* BEGIN DATA SUPPLIED *

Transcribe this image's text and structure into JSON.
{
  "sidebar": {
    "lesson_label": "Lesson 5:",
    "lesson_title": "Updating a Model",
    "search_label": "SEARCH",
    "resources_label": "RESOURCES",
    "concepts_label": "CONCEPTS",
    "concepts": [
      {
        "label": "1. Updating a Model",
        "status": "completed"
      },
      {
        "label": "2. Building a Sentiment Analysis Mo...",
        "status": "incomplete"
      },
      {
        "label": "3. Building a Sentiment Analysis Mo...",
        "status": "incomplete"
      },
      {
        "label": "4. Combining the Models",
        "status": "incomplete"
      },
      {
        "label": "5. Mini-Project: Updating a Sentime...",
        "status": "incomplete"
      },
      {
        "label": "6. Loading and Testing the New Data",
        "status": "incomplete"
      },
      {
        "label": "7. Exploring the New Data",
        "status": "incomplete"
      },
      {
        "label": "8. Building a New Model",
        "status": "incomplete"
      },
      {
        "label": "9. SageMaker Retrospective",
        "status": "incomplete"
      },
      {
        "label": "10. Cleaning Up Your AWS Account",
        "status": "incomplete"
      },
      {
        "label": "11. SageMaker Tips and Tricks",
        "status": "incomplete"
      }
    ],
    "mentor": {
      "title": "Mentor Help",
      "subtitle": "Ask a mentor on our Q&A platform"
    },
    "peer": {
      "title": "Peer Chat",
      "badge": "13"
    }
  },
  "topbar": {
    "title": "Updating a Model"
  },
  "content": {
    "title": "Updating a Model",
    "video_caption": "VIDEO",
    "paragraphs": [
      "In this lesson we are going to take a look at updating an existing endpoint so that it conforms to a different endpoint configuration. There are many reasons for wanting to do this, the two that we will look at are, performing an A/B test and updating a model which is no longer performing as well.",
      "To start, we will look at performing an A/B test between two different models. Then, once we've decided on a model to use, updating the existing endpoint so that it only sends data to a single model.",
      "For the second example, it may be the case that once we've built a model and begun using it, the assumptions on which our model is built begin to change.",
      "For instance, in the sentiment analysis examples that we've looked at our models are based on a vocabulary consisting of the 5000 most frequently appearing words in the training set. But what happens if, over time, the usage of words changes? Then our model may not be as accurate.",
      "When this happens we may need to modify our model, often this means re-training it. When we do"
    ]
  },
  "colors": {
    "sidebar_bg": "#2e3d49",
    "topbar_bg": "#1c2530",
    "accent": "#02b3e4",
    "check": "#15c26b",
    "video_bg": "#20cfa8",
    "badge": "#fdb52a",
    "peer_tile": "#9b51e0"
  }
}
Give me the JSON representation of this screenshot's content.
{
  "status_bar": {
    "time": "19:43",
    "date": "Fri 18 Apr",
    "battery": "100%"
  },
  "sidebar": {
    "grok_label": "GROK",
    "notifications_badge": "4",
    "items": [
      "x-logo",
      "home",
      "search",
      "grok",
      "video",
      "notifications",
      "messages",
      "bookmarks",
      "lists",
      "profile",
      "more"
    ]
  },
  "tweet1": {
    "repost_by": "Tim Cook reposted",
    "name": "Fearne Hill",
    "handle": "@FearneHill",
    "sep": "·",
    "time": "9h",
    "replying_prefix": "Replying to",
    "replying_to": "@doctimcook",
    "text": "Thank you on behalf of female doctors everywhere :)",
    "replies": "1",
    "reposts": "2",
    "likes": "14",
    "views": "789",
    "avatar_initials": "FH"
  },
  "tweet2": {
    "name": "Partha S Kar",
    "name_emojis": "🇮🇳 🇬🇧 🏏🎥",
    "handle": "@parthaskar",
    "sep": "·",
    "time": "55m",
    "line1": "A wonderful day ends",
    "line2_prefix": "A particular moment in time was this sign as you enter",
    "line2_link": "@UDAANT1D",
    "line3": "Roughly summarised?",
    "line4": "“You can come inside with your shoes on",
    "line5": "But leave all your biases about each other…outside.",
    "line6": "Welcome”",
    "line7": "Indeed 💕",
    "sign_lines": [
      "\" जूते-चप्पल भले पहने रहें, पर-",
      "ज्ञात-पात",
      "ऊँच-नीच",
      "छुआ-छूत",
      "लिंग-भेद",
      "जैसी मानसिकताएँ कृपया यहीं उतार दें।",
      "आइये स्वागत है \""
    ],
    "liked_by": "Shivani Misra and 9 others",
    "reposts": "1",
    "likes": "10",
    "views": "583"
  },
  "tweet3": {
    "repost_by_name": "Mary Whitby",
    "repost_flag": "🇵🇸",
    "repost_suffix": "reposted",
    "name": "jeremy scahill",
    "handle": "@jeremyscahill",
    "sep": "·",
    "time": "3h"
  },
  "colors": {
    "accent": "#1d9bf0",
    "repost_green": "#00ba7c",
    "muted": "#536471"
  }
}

* END DATA SUPPLIED *

[DIRECTIONS]:
Select every line above that contains the word "training", and copy it.

[WORKED SOLUTION]:
      "For instance, in the sentiment analysis examples that we've looked at our models are based on a vocabulary consisting of the 5000 most frequently appearing words in the training set. But what happens if, over time, the usage of words changes? Then our model may not be as accurate.",
      "When this happens we may need to modify our model, often this means re-training it. When we do"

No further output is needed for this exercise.